* [EXERCISE BRIEF]:
The exercise asks you to copy every line below in which "name" appears.

* [RECORD LIST]:

┌────────

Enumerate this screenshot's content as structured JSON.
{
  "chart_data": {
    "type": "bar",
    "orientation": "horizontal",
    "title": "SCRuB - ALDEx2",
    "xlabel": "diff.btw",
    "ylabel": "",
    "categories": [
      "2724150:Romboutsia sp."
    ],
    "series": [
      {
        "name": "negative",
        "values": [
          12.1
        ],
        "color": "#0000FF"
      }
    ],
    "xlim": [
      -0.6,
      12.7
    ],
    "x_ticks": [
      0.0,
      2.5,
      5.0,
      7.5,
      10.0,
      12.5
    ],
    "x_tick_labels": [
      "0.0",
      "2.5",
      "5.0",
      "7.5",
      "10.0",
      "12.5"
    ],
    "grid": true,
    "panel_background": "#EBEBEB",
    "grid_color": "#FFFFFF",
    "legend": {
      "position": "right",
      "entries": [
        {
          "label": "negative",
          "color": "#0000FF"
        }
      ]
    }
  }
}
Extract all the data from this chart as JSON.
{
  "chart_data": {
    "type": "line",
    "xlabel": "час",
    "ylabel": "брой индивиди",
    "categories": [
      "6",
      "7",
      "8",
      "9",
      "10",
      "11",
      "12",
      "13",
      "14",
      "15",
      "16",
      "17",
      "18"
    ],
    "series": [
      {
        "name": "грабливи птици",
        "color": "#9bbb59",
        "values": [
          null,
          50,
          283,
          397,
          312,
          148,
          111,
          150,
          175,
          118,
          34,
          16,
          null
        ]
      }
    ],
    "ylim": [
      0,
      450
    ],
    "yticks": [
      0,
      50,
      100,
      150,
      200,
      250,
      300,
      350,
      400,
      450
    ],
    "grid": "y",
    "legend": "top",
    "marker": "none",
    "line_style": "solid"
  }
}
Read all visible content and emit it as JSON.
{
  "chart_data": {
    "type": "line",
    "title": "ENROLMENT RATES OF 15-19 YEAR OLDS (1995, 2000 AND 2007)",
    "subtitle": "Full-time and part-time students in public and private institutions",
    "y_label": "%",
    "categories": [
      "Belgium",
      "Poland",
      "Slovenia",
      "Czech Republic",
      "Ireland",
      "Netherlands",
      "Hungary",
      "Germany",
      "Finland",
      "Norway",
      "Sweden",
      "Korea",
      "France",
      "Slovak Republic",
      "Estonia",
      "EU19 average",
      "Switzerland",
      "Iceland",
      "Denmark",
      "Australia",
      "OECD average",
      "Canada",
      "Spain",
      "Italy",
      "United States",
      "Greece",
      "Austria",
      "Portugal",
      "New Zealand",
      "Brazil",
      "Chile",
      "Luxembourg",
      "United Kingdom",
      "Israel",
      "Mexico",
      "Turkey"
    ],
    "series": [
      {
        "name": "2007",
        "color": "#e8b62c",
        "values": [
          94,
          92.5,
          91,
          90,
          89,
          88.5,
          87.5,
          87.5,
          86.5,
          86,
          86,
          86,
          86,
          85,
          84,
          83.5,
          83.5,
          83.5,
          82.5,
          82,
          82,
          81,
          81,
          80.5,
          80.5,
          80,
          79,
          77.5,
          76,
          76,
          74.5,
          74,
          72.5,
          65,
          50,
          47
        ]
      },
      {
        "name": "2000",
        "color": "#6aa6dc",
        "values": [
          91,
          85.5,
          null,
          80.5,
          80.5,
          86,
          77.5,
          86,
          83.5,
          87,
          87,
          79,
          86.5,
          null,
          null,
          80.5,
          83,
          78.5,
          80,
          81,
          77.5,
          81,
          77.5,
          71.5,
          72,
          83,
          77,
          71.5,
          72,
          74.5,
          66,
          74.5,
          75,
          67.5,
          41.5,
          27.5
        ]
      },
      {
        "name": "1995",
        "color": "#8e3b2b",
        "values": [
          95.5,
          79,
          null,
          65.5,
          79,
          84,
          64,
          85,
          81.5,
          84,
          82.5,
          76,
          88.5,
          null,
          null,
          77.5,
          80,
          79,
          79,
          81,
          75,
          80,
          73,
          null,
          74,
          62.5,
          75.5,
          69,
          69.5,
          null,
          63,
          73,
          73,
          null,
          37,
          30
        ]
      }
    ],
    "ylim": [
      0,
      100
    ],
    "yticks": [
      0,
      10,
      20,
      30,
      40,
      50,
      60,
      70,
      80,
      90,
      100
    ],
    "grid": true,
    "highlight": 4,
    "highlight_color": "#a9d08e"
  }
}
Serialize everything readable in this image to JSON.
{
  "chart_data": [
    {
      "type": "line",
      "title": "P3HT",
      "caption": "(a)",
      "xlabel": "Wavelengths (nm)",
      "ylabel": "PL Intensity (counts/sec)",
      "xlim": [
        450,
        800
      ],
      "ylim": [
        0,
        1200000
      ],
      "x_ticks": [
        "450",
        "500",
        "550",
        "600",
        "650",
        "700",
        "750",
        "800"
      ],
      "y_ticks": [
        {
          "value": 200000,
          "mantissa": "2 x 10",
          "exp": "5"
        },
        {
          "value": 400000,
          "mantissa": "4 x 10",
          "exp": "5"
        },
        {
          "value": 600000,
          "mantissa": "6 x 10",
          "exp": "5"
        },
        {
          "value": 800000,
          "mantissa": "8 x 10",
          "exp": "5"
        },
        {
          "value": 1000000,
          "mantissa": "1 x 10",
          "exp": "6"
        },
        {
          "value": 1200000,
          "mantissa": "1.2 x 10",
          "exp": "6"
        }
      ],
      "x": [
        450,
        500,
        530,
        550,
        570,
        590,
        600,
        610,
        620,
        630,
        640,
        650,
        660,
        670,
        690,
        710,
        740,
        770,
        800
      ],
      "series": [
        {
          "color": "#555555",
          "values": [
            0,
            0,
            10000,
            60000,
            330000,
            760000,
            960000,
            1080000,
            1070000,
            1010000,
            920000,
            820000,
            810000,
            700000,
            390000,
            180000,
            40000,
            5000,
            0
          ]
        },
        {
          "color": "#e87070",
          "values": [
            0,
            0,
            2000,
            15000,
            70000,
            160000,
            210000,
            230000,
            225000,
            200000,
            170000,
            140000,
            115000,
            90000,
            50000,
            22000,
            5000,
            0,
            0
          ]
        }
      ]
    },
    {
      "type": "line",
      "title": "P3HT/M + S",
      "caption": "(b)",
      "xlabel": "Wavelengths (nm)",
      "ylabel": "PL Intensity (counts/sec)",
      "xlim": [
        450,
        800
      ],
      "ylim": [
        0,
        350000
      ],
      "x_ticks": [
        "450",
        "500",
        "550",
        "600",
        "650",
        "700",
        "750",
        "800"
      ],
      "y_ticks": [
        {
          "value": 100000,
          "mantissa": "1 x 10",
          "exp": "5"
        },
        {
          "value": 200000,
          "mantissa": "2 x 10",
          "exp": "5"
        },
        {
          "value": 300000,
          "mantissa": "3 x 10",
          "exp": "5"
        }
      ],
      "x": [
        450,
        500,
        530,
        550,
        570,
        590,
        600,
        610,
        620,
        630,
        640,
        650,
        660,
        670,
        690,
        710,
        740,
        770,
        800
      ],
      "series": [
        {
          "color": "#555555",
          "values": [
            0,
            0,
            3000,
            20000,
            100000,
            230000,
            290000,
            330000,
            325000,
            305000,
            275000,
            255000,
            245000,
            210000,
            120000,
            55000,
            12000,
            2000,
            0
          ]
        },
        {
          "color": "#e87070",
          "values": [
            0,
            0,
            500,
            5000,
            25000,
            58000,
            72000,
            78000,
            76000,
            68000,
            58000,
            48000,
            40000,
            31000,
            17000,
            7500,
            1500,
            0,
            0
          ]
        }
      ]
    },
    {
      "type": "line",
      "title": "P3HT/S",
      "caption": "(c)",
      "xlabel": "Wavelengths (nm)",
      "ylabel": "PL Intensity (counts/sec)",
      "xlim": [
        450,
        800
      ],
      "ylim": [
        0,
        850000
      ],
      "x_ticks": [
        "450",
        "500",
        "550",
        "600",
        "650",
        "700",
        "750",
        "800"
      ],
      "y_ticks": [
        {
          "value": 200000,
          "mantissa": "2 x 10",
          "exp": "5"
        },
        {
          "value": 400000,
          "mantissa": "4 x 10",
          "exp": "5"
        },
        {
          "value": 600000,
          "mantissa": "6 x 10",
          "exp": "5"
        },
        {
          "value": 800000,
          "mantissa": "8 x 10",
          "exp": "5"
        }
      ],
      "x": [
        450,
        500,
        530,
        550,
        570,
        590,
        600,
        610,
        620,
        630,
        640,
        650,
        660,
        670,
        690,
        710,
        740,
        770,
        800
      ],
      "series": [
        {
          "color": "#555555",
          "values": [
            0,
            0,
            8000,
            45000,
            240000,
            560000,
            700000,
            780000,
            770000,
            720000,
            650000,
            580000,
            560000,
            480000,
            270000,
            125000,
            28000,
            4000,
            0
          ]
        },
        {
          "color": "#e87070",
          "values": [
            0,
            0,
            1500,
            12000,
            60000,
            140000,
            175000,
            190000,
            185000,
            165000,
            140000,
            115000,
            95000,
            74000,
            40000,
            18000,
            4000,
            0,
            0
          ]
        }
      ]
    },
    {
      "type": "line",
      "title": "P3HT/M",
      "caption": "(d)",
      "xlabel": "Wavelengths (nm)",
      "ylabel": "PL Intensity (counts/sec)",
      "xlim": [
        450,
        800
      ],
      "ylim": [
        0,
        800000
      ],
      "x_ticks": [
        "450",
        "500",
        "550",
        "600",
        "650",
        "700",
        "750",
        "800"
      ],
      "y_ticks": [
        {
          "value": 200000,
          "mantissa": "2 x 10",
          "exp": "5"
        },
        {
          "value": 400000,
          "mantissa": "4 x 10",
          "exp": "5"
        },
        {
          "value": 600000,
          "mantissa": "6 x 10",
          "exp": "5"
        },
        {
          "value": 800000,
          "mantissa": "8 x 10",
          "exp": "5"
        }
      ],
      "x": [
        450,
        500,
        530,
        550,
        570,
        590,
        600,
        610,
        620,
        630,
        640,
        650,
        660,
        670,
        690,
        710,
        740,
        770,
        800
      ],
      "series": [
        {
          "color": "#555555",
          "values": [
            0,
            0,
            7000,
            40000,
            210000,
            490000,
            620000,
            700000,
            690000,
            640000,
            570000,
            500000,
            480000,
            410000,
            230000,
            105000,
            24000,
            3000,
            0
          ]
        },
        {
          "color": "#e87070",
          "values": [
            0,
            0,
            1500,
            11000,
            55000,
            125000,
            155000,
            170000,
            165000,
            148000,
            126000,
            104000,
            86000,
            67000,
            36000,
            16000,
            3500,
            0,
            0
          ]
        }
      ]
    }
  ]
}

└────────

* [RESULT BELOW]:
        "name": "negative",
        "name": "грабливи птици",
        "name": "2007",
        "name": "2000",
        "name": "1995",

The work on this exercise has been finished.